GIVEN INSTRUCTION:
Extract the complete data exactly as given.

Data records:
____

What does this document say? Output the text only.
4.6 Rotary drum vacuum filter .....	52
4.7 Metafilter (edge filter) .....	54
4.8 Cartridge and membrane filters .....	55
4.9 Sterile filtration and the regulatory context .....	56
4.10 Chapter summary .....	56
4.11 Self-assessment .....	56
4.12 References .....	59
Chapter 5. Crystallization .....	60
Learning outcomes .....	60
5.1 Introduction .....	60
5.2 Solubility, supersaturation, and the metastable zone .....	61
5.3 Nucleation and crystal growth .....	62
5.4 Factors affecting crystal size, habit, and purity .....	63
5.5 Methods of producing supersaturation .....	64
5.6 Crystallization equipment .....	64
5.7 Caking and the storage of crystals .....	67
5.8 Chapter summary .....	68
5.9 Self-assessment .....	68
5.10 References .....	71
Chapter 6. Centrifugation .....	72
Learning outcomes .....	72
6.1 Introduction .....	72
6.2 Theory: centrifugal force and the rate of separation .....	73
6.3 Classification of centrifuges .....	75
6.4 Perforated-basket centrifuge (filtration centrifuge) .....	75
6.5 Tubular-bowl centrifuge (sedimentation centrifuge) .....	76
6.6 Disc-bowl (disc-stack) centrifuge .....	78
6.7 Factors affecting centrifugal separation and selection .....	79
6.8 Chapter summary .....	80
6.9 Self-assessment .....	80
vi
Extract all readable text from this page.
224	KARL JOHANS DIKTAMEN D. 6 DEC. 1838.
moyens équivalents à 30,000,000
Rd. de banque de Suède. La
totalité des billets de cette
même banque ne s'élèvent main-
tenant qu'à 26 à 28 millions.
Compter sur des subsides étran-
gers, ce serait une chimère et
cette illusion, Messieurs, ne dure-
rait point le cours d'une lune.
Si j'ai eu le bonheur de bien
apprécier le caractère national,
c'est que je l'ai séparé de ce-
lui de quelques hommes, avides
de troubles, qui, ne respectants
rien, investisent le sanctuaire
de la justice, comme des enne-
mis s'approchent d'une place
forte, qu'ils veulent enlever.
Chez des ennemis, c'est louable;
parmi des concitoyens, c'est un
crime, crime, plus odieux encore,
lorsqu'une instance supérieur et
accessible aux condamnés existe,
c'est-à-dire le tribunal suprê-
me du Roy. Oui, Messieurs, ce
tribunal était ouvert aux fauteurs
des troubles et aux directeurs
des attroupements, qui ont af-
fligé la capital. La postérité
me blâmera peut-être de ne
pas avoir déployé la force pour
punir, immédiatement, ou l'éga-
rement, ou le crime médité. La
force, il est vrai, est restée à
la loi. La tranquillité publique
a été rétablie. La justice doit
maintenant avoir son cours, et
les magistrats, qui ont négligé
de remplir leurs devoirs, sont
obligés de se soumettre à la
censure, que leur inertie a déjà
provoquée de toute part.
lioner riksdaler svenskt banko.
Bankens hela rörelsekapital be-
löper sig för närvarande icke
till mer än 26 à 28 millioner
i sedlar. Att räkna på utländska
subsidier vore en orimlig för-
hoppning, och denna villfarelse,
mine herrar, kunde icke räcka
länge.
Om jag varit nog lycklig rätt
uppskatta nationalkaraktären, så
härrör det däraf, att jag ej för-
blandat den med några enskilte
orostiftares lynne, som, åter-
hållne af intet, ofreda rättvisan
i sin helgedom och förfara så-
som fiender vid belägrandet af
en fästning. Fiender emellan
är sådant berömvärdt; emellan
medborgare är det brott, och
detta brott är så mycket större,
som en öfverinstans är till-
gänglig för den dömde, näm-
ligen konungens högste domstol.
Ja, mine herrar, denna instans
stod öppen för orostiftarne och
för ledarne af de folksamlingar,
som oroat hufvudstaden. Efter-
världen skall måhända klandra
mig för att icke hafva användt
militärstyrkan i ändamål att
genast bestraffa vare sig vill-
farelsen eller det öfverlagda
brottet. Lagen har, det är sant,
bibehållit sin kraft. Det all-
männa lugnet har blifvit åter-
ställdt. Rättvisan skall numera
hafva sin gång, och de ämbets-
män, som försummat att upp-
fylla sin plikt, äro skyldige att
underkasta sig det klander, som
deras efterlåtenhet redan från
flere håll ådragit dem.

____

WRITTEN ANSWER:
What does this document say? Output the text only.
4.6 Rotary drum vacuum filter .....	52
4.7 Metafilter (edge filter) .....	54
4.8 Cartridge and membrane filters .....	55
4.9 Sterile filtration and the regulatory context .....	56
4.10 Chapter summary .....	56
4.11 Self-assessment .....	56
4.12 References .....	59
Chapter 5. Crystallization .....	60
Learning outcomes .....	60
5.1 Introduction .....	60
5.2 Solubility, supersaturation, and the metastable zone .....	61
5.3 Nucleation and crystal growth .....	62
5.4 Factors affecting crystal size, habit, and purity .....	63
5.5 Methods of producing supersaturation .....	64
5.6 Crystallization equipment .....	64
5.7 Caking and the storage of crystals .....	67
5.8 Chapter summary .....	68
5.9 Self-assessment .....	68
5.10 References .....	71
Chapter 6. Centrifugation .....	72
Learning outcomes .....	72
6.1 Introduction .....	72
6.2 Theory: centrifugal force and the rate of separation .....	73
6.3 Classification of centrifuges .....	75
6.4 Perforated-basket centrifuge (filtration centrifuge) .....	75
6.5 Tubular-bowl centrifuge (sedimentation centrifuge) .....	76
6.6 Disc-bowl (disc-stack) centrifuge .....	78
6.7 Factors affecting centrifugal separation and selection .....	79
6.8 Chapter summary .....	80
6.9 Self-assessment .....	80
vi
Extract all readable text from this page.
224	KARL JOHANS DIKTAMEN D. 6 DEC. 1838.
moyens équivalents à 30,000,000
Rd. de banque de Suède. La
totalité des billets de cette
même banque ne s'élèvent main-
tenant qu'à 26 à 28 millions.
Compter sur des subsides étran-
gers, ce serait une chimère et
cette illusion, Messieurs, ne dure-
rait point le cours d'une lune.
Si j'ai eu le bonheur de bien
apprécier le caractère national,
c'est que je l'ai séparé de ce-
lui de quelques hommes, avides
de troubles, qui, ne respectants
rien, investisent le sanctuaire
de la justice, comme des enne-
mis s'approchent d'une place
forte, qu'ils veulent enlever.
Chez des ennemis, c'est louable;
parmi des concitoyens, c'est un
crime, crime, plus odieux encore,
lorsqu'une instance supérieur et
accessible aux condamnés existe,
c'est-à-dire le tribunal suprê-
me du Roy. Oui, Messieurs, ce
tribunal était ouvert aux fauteurs
des troubles et aux directeurs
des attroupements, qui ont af-
fligé la capital. La postérité
me blâmera peut-être de ne
pas avoir déployé la force pour
punir, immédiatement, ou l'éga-
rement, ou le crime médité. La
force, il est vrai, est restée à
la loi. La tranquillité publique
a été rétablie. La justice doit
maintenant avoir son cours, et
les magistrats, qui ont négligé
de remplir leurs devoirs, sont
obligés de se soumettre à la
censure, que leur inertie a déjà
provoquée de toute part.
lioner riksdaler svenskt banko.
Bankens hela rörelsekapital be-
löper sig för närvarande icke
till mer än 26 à 28 millioner
i sedlar. Att räkna på utländska
subsidier vore en orimlig för-
hoppning, och denna villfarelse,
mine herrar, kunde icke räcka
länge.
Om jag varit nog lycklig rätt
uppskatta nationalkaraktären, så
härrör det däraf, att jag ej för-
blandat den med några enskilte
orostiftares lynne, som, åter-
hållne af intet, ofreda rättvisan
i sin helgedom och förfara så-
som fiender vid belägrandet af
en fästning. Fiender emellan
är sådant berömvärdt; emellan
medborgare är det brott, och
detta brott är så mycket större,
som en öfverinstans är till-
gänglig för den dömde, näm-
ligen konungens högste domstol.
Ja, mine herrar, denna instans
stod öppen för orostiftarne och
för ledarne af de folksamlingar,
som oroat hufvudstaden. Efter-
världen skall måhända klandra
mig för att icke hafva användt
militärstyrkan i ändamål att
genast bestraffa vare sig vill-
farelsen eller det öfverlagda
brottet. Lagen har, det är sant,
bibehållit sin kraft. Det all-
männa lugnet har blifvit åter-
ställdt. Rättvisan skall numera
hafva sin gång, och de ämbets-
män, som försummat att upp-
fylla sin plikt, äro skyldige att
underkasta sig det klander, som
deras efterlåtenhet redan från
flere håll ådragit dem.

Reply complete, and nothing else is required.